Determine how many lines include the string "شئون". Output that number only.

Data entries ->
<<<<
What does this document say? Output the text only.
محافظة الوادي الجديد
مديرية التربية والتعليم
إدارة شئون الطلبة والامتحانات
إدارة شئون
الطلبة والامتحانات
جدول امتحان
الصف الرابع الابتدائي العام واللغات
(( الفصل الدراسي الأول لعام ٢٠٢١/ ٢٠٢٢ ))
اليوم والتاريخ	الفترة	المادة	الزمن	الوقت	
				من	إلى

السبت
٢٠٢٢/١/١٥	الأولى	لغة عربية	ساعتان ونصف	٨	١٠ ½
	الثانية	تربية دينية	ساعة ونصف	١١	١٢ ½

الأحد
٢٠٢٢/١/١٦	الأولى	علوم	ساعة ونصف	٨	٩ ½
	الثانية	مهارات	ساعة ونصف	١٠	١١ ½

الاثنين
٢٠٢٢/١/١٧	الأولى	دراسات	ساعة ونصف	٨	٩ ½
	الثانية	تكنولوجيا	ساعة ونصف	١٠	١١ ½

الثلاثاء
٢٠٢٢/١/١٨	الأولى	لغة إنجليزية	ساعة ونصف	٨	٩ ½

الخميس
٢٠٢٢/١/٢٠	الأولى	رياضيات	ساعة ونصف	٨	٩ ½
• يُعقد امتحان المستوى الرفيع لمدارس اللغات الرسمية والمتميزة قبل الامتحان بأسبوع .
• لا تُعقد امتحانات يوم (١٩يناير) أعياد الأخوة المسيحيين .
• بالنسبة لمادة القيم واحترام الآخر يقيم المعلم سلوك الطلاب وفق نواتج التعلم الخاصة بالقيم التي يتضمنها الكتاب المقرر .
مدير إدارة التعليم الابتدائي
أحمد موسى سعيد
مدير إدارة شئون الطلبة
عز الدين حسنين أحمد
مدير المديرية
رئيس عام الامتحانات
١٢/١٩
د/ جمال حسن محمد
>>>>
Task response ->
3